THE REQUEST
Check each line of the data for "Norrköping" and select those that have it.

──────────

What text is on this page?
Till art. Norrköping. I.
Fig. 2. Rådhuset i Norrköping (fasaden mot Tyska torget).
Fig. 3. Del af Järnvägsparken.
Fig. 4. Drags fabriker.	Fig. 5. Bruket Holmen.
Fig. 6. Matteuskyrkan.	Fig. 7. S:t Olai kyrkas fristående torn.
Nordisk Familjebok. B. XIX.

──────────

ANSWER TO THE TASK
Till art. Norrköping. I.
Fig. 2. Rådhuset i Norrköping (fasaden mot Tyska torget).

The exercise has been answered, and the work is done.